__Problem__. Repeat the records below exactly as they appear.

[Extracted records]
- - - -
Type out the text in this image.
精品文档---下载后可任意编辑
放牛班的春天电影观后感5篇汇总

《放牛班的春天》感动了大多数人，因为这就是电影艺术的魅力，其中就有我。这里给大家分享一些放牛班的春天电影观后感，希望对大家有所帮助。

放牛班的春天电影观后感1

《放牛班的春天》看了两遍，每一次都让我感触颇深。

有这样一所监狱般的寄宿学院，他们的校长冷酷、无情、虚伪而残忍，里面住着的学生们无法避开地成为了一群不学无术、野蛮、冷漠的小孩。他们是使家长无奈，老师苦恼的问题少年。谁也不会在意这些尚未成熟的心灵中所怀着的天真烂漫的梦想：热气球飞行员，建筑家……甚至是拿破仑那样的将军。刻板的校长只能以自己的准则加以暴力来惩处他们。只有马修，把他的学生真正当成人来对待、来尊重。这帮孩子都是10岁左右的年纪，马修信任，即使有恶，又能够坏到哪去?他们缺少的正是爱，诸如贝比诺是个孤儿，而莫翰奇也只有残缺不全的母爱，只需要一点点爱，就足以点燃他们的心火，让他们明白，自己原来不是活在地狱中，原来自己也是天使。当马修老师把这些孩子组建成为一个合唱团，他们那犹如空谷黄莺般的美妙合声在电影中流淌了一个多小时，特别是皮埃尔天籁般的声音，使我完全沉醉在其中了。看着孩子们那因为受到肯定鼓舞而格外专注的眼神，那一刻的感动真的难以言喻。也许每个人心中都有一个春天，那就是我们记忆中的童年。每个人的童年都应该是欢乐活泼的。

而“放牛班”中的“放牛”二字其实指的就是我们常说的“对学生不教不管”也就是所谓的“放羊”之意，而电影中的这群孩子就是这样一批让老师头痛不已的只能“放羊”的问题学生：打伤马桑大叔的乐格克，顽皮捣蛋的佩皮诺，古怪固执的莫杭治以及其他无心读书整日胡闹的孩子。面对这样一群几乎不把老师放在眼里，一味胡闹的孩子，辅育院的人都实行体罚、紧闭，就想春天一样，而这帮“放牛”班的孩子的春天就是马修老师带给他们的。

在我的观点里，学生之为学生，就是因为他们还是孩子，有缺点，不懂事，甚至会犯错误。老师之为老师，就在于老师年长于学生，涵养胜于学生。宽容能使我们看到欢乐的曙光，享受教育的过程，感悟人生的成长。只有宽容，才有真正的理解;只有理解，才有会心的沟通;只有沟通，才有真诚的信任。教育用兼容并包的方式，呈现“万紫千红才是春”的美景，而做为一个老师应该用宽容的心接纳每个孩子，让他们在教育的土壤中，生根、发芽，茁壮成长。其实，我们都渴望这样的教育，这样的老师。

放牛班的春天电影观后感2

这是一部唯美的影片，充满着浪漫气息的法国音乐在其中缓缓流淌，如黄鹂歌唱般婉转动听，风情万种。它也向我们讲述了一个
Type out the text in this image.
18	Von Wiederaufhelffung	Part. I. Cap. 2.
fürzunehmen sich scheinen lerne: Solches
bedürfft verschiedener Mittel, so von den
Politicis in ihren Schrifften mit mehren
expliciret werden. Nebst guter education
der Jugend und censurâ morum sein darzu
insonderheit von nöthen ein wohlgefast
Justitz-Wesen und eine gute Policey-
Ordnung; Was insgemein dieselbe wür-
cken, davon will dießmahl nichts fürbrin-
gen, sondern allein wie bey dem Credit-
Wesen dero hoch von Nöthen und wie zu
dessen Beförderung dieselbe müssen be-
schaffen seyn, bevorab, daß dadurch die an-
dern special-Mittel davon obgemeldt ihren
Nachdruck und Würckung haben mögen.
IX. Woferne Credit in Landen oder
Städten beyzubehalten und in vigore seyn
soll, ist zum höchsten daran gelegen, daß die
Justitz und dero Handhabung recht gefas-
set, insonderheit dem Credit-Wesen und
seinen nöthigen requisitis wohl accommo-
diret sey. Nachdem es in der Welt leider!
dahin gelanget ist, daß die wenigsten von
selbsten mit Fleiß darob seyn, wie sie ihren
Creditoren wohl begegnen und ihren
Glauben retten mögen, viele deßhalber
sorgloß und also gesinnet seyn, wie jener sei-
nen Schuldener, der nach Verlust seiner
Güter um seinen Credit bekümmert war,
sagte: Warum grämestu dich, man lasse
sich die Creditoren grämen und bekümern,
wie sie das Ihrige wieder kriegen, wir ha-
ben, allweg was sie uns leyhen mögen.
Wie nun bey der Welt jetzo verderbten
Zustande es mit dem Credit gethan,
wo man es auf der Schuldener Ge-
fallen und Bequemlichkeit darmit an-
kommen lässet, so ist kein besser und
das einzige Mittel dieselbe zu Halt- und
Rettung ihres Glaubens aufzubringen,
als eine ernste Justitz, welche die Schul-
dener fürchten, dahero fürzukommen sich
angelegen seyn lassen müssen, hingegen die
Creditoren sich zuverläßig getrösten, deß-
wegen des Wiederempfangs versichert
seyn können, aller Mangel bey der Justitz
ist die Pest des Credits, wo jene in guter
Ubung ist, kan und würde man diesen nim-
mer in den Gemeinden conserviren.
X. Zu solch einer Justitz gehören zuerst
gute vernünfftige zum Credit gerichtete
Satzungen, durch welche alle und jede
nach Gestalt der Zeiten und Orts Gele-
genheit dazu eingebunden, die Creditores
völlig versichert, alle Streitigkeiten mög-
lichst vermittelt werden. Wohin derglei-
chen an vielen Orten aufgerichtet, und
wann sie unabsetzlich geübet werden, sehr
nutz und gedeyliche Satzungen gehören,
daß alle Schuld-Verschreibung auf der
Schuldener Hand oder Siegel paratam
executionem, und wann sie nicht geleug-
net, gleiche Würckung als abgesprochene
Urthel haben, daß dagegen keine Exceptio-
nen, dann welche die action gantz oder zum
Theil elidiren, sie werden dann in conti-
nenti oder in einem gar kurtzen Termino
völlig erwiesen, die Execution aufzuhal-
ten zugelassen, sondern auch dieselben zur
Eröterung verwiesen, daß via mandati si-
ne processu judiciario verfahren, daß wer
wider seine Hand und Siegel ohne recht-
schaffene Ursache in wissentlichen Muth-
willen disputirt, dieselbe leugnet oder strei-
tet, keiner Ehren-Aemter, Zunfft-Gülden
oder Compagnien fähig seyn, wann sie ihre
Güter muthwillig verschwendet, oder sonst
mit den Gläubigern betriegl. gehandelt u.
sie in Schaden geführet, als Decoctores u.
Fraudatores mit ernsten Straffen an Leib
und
- - - -
__Answer to the task__.
Type out the text in this image.
精品文档---下载后可任意编辑
放牛班的春天电影观后感5篇汇总

《放牛班的春天》感动了大多数人，因为这就是电影艺术的魅力，其中就有我。这里给大家分享一些放牛班的春天电影观后感，希望对大家有所帮助。

放牛班的春天电影观后感1

《放牛班的春天》看了两遍，每一次都让我感触颇深。

有这样一所监狱般的寄宿学院，他们的校长冷酷、无情、虚伪而残忍，里面住着的学生们无法避开地成为了一群不学无术、野蛮、冷漠的小孩。他们是使家长无奈，老师苦恼的问题少年。谁也不会在意这些尚未成熟的心灵中所怀着的天真烂漫的梦想：热气球飞行员，建筑家……甚至是拿破仑那样的将军。刻板的校长只能以自己的准则加以暴力来惩处他们。只有马修，把他的学生真正当成人来对待、来尊重。这帮孩子都是10岁左右的年纪，马修信任，即使有恶，又能够坏到哪去?他们缺少的正是爱，诸如贝比诺是个孤儿，而莫翰奇也只有残缺不全的母爱，只需要一点点爱，就足以点燃他们的心火，让他们明白，自己原来不是活在地狱中，原来自己也是天使。当马修老师把这些孩子组建成为一个合唱团，他们那犹如空谷黄莺般的美妙合声在电影中流淌了一个多小时，特别是皮埃尔天籁般的声音，使我完全沉醉在其中了。看着孩子们那因为受到肯定鼓舞而格外专注的眼神，那一刻的感动真的难以言喻。也许每个人心中都有一个春天，那就是我们记忆中的童年。每个人的童年都应该是欢乐活泼的。

而“放牛班”中的“放牛”二字其实指的就是我们常说的“对学生不教不管”也就是所谓的“放羊”之意，而电影中的这群孩子就是这样一批让老师头痛不已的只能“放羊”的问题学生：打伤马桑大叔的乐格克，顽皮捣蛋的佩皮诺，古怪固执的莫杭治以及其他无心读书整日胡闹的孩子。面对这样一群几乎不把老师放在眼里，一味胡闹的孩子，辅育院的人都实行体罚、紧闭，就想春天一样，而这帮“放牛”班的孩子的春天就是马修老师带给他们的。

在我的观点里，学生之为学生，就是因为他们还是孩子，有缺点，不懂事，甚至会犯错误。老师之为老师，就在于老师年长于学生，涵养胜于学生。宽容能使我们看到欢乐的曙光，享受教育的过程，感悟人生的成长。只有宽容，才有真正的理解;只有理解，才有会心的沟通;只有沟通，才有真诚的信任。教育用兼容并包的方式，呈现“万紫千红才是春”的美景，而做为一个老师应该用宽容的心接纳每个孩子，让他们在教育的土壤中，生根、发芽，茁壮成长。其实，我们都渴望这样的教育，这样的老师。

放牛班的春天电影观后感2

这是一部唯美的影片，充满着浪漫气息的法国音乐在其中缓缓流淌，如黄鹂歌唱般婉转动听，风情万种。它也向我们讲述了一个
Type out the text in this image.
18	Von Wiederaufhelffung	Part. I. Cap. 2.
fürzunehmen sich scheinen lerne: Solches
bedürfft verschiedener Mittel, so von den
Politicis in ihren Schrifften mit mehren
expliciret werden. Nebst guter education
der Jugend und censurâ morum sein darzu
insonderheit von nöthen ein wohlgefast
Justitz-Wesen und eine gute Policey-
Ordnung; Was insgemein dieselbe wür-
cken, davon will dießmahl nichts fürbrin-
gen, sondern allein wie bey dem Credit-
Wesen dero hoch von Nöthen und wie zu
dessen Beförderung dieselbe müssen be-
schaffen seyn, bevorab, daß dadurch die an-
dern special-Mittel davon obgemeldt ihren
Nachdruck und Würckung haben mögen.
IX. Woferne Credit in Landen oder
Städten beyzubehalten und in vigore seyn
soll, ist zum höchsten daran gelegen, daß die
Justitz und dero Handhabung recht gefas-
set, insonderheit dem Credit-Wesen und
seinen nöthigen requisitis wohl accommo-
diret sey. Nachdem es in der Welt leider!
dahin gelanget ist, daß die wenigsten von
selbsten mit Fleiß darob seyn, wie sie ihren
Creditoren wohl begegnen und ihren
Glauben retten mögen, viele deßhalber
sorgloß und also gesinnet seyn, wie jener sei-
nen Schuldener, der nach Verlust seiner
Güter um seinen Credit bekümmert war,
sagte: Warum grämestu dich, man lasse
sich die Creditoren grämen und bekümern,
wie sie das Ihrige wieder kriegen, wir ha-
ben, allweg was sie uns leyhen mögen.
Wie nun bey der Welt jetzo verderbten
Zustande es mit dem Credit gethan,
wo man es auf der Schuldener Ge-
fallen und Bequemlichkeit darmit an-
kommen lässet, so ist kein besser und
das einzige Mittel dieselbe zu Halt- und
Rettung ihres Glaubens aufzubringen,
als eine ernste Justitz, welche die Schul-
dener fürchten, dahero fürzukommen sich
angelegen seyn lassen müssen, hingegen die
Creditoren sich zuverläßig getrösten, deß-
wegen des Wiederempfangs versichert
seyn können, aller Mangel bey der Justitz
ist die Pest des Credits, wo jene in guter
Ubung ist, kan und würde man diesen nim-
mer in den Gemeinden conserviren.
X. Zu solch einer Justitz gehören zuerst
gute vernünfftige zum Credit gerichtete
Satzungen, durch welche alle und jede
nach Gestalt der Zeiten und Orts Gele-
genheit dazu eingebunden, die Creditores
völlig versichert, alle Streitigkeiten mög-
lichst vermittelt werden. Wohin derglei-
chen an vielen Orten aufgerichtet, und
wann sie unabsetzlich geübet werden, sehr
nutz und gedeyliche Satzungen gehören,
daß alle Schuld-Verschreibung auf der
Schuldener Hand oder Siegel paratam
executionem, und wann sie nicht geleug-
net, gleiche Würckung als abgesprochene
Urthel haben, daß dagegen keine Exceptio-
nen, dann welche die action gantz oder zum
Theil elidiren, sie werden dann in conti-
nenti oder in einem gar kurtzen Termino
völlig erwiesen, die Execution aufzuhal-
ten zugelassen, sondern auch dieselben zur
Eröterung verwiesen, daß via mandati si-
ne processu judiciario verfahren, daß wer
wider seine Hand und Siegel ohne recht-
schaffene Ursache in wissentlichen Muth-
willen disputirt, dieselbe leugnet oder strei-
tet, keiner Ehren-Aemter, Zunfft-Gülden
oder Compagnien fähig seyn, wann sie ihre
Güter muthwillig verschwendet, oder sonst
mit den Gläubigern betriegl. gehandelt u.
sie in Schaden geführet, als Decoctores u.
Fraudatores mit ernsten Straffen an Leib
und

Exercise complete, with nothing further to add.